(Exercise details):
Give only one thing: the number of lines that include the word "alimentari".
====================
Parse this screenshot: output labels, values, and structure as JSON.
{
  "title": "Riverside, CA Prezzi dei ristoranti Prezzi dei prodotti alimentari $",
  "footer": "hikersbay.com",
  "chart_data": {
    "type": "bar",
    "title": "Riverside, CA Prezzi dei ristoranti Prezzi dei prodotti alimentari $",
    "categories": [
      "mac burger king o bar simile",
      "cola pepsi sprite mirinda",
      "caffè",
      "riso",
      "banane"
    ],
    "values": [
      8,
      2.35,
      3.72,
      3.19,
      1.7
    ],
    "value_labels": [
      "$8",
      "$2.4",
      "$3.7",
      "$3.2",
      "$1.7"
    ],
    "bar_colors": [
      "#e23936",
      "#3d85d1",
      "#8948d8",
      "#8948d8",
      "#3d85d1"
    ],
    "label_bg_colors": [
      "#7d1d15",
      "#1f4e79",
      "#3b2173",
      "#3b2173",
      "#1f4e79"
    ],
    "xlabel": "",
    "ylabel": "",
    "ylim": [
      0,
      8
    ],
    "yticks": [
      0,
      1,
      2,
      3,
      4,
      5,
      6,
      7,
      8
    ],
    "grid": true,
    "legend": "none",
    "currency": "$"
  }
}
====================
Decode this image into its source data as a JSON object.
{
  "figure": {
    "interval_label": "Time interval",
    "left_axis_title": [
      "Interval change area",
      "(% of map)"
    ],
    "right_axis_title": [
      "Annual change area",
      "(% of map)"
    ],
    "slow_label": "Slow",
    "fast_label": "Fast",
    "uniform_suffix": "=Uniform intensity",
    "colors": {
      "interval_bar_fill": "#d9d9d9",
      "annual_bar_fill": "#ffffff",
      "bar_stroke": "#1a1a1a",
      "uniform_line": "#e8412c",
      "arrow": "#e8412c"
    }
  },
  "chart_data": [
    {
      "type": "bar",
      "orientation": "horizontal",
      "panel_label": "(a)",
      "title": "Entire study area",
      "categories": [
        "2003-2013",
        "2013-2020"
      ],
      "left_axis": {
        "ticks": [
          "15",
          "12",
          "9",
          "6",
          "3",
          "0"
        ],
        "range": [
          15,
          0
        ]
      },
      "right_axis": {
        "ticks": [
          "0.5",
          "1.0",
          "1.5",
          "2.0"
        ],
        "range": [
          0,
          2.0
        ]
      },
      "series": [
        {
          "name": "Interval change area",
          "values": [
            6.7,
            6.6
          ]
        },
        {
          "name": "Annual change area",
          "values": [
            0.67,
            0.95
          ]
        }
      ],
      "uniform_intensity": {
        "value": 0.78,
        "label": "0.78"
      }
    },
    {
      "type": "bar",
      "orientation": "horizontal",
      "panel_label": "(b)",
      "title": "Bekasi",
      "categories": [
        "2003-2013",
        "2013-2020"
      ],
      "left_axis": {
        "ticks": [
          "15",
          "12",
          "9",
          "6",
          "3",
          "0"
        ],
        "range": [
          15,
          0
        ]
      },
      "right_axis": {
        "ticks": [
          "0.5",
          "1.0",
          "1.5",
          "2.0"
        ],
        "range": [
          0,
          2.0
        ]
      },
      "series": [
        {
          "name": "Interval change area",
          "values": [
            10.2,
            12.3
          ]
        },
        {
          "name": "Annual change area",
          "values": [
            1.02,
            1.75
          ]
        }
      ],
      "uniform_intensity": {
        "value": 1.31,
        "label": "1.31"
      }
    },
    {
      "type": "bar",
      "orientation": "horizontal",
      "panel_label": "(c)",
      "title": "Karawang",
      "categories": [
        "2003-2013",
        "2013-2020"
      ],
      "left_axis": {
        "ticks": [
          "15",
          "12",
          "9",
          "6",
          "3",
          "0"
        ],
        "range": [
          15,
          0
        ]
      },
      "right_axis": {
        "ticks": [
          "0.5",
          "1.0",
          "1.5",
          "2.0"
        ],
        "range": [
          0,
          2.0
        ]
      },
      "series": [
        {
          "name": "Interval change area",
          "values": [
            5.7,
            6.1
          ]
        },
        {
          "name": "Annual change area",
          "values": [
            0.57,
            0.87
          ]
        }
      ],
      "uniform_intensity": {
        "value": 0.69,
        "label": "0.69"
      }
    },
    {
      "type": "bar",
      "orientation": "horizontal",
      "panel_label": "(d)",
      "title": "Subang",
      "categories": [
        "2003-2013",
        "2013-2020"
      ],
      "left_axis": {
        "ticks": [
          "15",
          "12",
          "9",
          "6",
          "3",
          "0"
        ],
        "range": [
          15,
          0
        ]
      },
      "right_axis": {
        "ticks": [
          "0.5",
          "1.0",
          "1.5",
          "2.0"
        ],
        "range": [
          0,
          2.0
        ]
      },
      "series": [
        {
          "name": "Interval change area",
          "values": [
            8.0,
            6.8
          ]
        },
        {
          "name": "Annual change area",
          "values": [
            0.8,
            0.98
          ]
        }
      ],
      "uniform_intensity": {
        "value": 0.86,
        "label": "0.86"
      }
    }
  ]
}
====================
(Written answer):
2